REQUIREMENTS:
Lay out as a numbered list everything in the records from the line containing "Give me the" down to the line containing "image-date-label: Thursday, 3", both included, leaving out blank lines and nothing else.

DATA LISTING:
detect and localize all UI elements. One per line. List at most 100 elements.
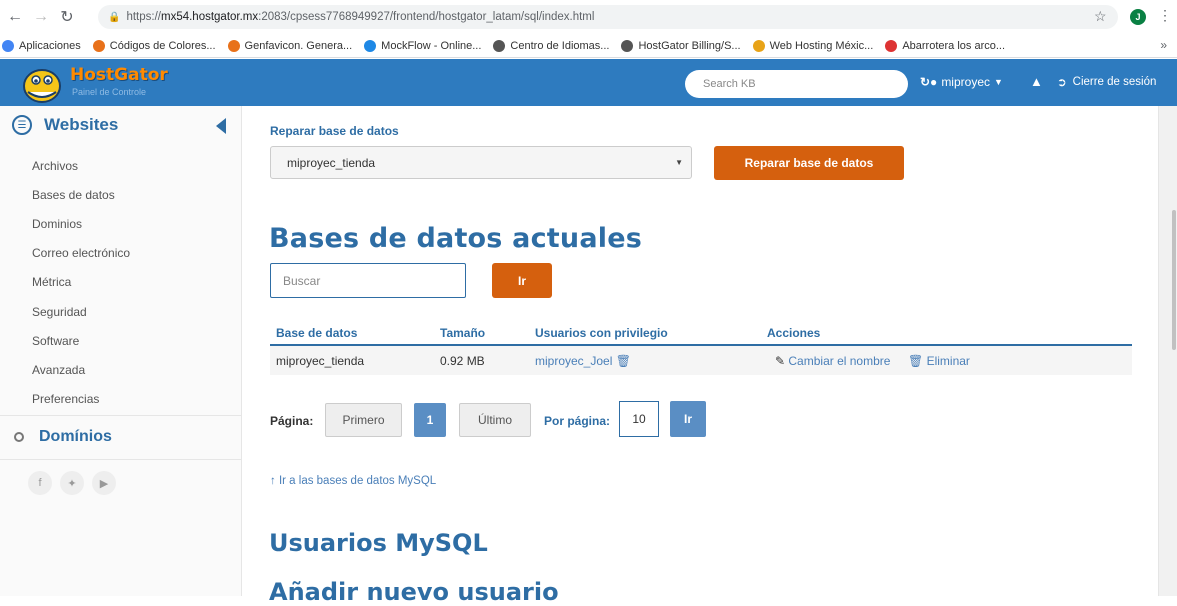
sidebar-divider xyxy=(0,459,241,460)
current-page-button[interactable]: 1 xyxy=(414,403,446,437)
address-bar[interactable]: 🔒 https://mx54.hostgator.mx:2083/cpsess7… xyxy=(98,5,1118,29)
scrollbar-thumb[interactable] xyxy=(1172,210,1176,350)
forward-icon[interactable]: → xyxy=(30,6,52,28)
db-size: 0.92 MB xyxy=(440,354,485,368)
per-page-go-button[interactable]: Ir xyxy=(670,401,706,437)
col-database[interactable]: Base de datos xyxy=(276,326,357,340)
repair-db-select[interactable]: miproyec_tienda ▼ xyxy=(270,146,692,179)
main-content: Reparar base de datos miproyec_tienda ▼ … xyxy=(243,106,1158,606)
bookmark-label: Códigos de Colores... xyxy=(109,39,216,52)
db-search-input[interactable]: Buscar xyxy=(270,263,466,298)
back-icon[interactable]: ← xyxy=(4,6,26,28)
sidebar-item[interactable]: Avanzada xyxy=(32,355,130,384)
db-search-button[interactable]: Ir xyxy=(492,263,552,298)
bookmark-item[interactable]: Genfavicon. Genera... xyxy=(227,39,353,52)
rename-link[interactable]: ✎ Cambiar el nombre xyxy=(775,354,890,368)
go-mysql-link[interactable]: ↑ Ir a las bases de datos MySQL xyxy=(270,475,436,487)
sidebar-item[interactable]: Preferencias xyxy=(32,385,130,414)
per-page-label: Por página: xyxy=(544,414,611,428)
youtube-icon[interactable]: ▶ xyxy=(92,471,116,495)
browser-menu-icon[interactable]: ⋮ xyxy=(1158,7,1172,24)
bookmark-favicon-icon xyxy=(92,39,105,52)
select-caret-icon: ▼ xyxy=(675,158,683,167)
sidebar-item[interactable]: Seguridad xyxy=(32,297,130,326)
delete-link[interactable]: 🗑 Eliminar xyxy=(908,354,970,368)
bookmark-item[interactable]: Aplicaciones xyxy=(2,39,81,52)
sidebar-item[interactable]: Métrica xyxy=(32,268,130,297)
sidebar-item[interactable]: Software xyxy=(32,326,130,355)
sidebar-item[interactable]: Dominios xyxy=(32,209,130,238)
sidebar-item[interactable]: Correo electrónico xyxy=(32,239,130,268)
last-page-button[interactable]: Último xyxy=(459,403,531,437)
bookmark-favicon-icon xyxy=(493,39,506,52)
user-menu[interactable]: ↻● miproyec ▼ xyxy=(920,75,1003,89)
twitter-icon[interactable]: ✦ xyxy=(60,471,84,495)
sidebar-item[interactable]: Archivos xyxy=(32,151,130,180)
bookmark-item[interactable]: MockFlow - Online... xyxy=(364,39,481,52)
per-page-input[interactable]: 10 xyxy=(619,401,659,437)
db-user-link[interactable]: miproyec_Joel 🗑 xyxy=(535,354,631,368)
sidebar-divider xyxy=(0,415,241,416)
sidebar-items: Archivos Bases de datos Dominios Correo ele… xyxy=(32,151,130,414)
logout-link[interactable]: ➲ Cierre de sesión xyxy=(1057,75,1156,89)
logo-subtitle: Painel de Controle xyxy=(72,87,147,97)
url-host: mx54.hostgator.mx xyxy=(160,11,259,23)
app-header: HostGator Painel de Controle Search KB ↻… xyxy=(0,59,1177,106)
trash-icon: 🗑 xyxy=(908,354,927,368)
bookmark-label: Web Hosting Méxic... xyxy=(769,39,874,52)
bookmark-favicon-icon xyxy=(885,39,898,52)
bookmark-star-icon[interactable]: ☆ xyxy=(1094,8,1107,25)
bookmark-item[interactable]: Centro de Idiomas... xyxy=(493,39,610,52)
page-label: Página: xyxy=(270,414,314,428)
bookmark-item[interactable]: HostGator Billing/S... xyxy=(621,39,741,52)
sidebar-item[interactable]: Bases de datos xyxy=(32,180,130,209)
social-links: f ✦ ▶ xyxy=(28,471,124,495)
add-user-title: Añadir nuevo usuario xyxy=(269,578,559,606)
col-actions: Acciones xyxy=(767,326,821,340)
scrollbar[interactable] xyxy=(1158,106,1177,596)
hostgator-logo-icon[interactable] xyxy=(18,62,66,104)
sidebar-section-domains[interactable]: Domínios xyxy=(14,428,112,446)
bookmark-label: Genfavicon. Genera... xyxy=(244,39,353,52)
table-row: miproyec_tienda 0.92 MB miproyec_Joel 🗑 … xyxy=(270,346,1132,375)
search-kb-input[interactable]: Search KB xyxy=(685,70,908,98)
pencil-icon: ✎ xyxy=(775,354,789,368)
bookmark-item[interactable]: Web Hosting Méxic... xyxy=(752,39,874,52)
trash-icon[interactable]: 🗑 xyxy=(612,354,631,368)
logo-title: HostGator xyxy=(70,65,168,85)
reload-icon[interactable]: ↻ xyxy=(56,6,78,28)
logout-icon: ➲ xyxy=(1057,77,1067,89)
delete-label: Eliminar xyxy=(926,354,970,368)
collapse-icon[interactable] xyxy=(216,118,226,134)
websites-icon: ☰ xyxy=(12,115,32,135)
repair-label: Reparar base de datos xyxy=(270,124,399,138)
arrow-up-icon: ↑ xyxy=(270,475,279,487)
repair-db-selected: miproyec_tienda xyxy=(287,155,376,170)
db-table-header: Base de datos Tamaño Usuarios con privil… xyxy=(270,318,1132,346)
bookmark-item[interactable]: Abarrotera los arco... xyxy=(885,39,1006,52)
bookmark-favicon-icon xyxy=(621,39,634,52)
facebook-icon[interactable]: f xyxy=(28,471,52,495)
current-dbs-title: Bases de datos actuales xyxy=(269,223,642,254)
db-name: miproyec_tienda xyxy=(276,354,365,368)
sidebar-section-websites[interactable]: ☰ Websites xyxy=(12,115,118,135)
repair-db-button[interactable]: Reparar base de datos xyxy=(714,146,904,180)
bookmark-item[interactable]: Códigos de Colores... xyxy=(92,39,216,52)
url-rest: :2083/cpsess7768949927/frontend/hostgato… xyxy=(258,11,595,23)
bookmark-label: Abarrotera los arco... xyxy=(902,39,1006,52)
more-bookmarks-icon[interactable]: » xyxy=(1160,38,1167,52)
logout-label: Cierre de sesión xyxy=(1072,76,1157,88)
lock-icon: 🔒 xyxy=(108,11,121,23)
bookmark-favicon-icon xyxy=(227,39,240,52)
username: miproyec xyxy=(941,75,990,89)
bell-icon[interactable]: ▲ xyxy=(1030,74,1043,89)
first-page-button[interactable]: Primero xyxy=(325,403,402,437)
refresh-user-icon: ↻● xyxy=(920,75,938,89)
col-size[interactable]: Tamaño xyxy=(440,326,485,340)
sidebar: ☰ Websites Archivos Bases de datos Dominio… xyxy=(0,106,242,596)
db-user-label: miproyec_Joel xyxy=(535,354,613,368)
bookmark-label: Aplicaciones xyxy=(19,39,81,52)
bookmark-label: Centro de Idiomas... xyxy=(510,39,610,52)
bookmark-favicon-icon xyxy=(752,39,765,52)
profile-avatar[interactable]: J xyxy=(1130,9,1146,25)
...
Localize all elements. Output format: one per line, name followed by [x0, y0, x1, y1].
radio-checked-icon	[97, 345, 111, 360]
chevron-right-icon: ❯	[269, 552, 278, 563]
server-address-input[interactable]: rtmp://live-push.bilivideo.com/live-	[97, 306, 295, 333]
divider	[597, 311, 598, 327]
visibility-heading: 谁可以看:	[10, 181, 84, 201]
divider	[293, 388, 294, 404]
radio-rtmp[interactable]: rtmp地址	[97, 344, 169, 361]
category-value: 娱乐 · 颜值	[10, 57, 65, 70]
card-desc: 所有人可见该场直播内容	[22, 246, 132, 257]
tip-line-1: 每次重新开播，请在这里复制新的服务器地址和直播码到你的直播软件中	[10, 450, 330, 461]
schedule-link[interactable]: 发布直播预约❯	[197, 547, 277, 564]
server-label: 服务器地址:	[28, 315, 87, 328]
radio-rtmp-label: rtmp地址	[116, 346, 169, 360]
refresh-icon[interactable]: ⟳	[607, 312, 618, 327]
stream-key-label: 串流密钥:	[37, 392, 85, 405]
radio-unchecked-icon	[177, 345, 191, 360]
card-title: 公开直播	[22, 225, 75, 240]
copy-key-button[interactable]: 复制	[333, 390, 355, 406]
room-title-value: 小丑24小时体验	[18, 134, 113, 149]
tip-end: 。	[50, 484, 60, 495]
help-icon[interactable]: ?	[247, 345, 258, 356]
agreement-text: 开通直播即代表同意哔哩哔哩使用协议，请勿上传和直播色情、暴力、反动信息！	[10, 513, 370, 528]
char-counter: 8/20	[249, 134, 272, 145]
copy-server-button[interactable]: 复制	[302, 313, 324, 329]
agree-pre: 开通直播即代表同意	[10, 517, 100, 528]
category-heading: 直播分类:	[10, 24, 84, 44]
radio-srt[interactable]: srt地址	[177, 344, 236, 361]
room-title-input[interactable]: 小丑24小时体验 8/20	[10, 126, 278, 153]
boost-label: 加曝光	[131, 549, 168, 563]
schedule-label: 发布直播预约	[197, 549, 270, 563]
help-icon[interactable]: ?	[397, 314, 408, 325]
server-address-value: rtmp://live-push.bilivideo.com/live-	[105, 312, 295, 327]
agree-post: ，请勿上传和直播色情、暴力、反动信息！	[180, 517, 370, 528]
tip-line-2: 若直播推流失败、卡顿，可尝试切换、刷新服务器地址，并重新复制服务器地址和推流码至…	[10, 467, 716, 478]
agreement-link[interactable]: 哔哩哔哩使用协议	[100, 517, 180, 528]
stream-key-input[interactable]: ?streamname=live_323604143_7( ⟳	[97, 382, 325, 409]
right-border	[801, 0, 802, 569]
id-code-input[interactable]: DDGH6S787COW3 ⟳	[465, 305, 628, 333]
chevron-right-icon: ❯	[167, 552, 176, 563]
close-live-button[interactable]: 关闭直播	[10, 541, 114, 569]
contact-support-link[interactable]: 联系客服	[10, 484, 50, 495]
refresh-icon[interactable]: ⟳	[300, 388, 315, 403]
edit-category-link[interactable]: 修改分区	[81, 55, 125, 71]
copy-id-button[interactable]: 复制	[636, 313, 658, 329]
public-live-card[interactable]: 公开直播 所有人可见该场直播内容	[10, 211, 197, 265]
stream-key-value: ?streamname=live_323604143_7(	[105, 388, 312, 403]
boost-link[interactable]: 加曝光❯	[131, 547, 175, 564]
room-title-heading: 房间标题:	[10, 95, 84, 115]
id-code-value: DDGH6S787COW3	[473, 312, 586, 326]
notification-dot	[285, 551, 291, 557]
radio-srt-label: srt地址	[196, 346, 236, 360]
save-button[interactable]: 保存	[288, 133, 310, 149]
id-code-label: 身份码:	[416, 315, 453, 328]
---
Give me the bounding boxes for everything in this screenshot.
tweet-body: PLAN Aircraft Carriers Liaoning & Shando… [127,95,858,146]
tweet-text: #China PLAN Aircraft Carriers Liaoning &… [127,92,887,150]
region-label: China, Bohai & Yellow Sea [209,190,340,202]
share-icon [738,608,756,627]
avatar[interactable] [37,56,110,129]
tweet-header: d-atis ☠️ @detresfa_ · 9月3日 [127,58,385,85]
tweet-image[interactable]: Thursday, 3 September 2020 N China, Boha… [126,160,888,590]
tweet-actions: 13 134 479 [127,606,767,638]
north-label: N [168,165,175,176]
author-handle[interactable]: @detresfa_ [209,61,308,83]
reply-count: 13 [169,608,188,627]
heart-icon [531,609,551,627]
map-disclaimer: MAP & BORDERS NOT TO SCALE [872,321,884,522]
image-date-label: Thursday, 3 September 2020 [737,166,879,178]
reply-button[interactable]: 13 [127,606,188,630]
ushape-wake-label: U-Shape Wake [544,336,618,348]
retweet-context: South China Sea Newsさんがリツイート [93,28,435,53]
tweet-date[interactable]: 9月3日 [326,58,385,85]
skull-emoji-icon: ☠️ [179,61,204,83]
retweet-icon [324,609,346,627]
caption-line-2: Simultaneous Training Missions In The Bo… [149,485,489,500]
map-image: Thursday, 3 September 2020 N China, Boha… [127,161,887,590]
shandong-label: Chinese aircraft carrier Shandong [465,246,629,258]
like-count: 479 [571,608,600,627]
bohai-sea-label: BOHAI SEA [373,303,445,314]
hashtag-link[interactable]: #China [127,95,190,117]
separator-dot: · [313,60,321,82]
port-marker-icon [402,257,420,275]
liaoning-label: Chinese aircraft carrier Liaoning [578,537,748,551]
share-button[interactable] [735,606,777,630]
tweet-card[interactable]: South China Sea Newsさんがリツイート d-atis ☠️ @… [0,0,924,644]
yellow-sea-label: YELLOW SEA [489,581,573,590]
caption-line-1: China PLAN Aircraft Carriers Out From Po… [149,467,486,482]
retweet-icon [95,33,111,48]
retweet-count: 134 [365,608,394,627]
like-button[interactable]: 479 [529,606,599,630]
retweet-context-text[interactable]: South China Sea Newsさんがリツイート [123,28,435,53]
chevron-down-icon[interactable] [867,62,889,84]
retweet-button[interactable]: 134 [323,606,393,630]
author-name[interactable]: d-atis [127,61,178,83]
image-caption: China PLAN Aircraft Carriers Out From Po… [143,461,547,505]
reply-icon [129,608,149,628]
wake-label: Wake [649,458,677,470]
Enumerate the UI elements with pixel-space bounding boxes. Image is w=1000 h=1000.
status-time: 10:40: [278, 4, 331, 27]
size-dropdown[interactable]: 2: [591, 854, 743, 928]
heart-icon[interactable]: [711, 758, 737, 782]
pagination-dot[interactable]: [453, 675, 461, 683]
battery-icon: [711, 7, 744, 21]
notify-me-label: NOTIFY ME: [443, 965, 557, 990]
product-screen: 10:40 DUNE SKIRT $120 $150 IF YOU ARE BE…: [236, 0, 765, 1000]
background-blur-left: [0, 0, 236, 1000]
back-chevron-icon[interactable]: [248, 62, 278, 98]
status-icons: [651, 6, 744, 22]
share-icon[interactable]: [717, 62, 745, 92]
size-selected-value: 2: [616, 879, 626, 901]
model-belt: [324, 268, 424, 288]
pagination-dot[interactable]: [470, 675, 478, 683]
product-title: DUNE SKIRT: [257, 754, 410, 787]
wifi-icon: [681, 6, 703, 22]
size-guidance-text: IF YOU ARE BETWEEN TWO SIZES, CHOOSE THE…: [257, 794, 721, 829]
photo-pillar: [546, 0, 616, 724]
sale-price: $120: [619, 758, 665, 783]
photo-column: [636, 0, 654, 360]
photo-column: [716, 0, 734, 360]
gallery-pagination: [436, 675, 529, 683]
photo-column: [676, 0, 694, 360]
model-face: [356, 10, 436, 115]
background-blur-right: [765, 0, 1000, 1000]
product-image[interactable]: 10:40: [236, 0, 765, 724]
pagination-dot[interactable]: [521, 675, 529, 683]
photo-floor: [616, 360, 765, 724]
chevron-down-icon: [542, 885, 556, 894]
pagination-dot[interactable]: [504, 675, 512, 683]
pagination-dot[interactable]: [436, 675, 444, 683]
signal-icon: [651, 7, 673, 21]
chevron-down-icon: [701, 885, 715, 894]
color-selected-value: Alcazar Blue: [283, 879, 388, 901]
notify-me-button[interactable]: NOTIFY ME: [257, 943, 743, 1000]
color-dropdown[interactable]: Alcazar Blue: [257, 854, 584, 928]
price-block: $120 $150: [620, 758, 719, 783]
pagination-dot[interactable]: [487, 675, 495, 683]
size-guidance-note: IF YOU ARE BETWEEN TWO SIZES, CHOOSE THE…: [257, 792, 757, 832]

RESPONSE TO THIS TASK:
1. Give me the bounding boxes for everything in this screenshot.
2. tweet-body: PLAN Aircraft Carriers Liaoning & Shando… [127,95,858,146]
3. tweet-text: #China PLAN Aircraft Carriers Liaoning &… [127,92,887,150]
4. region-label: China, Bohai & Yellow Sea [209,190,340,202]
5. share-icon [738,608,756,627]
6. avatar[interactable] [37,56,110,129]
7. tweet-header: d-atis ☠️ @detresfa_ · 9月3日 [127,58,385,85]
8. tweet-image[interactable]: Thursday, 3 September 2020 N China, Boha… [126,160,888,590]
9. tweet-actions: 13 134 479 [127,606,767,638]
10. north-label: N [168,165,175,176]
11. author-handle[interactable]: @detresfa_ [209,61,308,83]
12. reply-count: 13 [169,608,188,627]
13. heart-icon [531,609,551,627]
14. map-disclaimer: MAP & BORDERS NOT TO SCALE [872,321,884,522]
15. image-date-label: Thursday, 3 September 2020 [737,166,879,178]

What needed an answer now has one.